Problem requirements:
Find the number of lines containing the string "icon" in the data. Answer with the number by itself.

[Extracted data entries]
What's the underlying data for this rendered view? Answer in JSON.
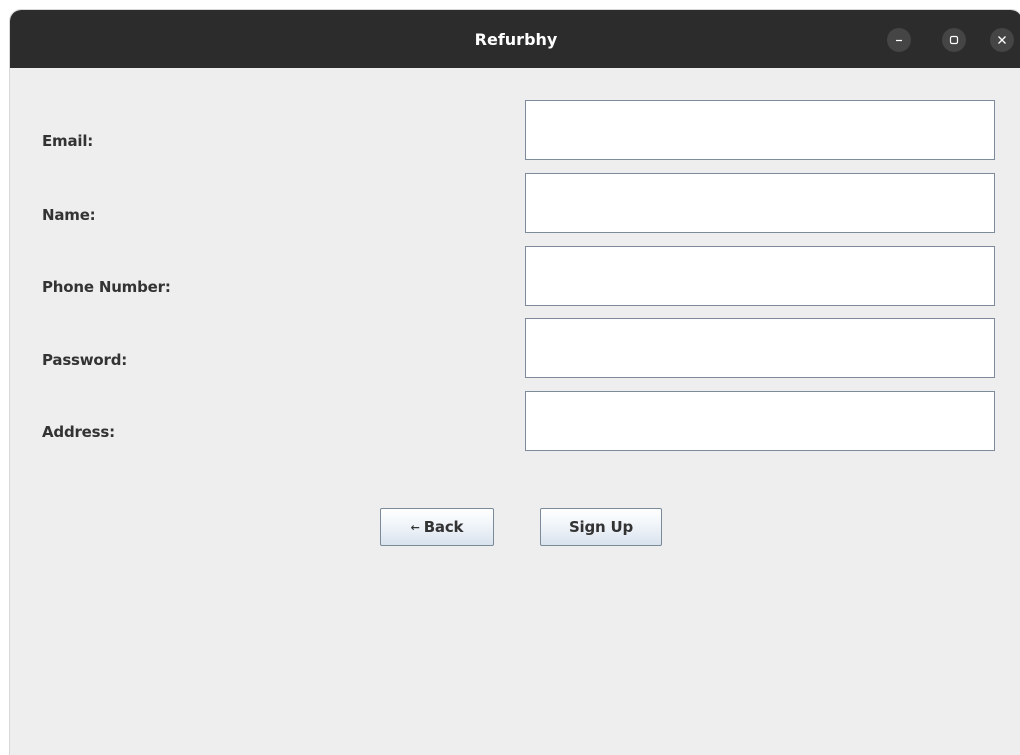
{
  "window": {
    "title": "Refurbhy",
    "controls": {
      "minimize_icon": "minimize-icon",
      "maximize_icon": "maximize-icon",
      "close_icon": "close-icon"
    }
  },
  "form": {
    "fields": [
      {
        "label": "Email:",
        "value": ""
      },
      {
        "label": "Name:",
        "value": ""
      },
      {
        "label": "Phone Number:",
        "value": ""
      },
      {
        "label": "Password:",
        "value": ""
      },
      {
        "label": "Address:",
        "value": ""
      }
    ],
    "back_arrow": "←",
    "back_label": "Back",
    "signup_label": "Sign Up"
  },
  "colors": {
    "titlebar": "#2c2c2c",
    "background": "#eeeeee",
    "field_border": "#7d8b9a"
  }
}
---
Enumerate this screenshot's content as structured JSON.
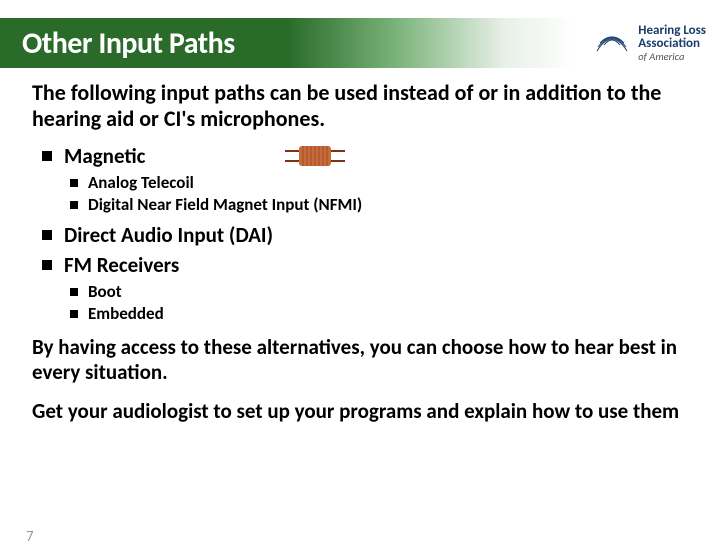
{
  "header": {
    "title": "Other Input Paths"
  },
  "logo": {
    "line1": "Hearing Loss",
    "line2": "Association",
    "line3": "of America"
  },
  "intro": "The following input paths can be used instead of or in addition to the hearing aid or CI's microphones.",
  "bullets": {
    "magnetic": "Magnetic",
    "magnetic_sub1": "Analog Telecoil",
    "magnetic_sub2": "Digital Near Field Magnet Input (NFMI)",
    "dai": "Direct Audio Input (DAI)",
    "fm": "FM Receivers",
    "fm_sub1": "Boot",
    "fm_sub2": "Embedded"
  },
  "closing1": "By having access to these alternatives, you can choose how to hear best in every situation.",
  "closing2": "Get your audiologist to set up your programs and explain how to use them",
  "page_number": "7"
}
* * *
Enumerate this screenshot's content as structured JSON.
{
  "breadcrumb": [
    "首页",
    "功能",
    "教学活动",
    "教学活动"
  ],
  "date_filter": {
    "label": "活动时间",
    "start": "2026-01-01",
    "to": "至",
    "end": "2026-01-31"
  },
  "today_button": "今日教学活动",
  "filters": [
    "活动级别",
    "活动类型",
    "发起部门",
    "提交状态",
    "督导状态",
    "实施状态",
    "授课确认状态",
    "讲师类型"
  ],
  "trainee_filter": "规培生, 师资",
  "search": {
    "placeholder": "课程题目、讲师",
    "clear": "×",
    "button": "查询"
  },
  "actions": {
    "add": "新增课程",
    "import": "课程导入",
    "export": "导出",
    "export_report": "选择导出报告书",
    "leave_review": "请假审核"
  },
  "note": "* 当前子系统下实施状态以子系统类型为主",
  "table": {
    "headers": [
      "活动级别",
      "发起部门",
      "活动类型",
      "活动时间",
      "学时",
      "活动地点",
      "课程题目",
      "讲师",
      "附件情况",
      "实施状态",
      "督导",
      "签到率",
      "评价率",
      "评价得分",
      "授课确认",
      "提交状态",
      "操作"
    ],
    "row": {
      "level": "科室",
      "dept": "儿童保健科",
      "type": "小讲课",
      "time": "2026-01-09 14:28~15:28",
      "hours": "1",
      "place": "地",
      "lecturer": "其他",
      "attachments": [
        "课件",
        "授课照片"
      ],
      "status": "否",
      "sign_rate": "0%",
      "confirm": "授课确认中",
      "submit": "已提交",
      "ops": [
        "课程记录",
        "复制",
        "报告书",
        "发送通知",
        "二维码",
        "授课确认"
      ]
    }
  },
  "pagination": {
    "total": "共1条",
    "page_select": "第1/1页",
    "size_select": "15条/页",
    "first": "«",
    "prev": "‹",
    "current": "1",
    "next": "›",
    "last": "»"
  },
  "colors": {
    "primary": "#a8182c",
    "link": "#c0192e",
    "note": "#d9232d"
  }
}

Exercise output:
3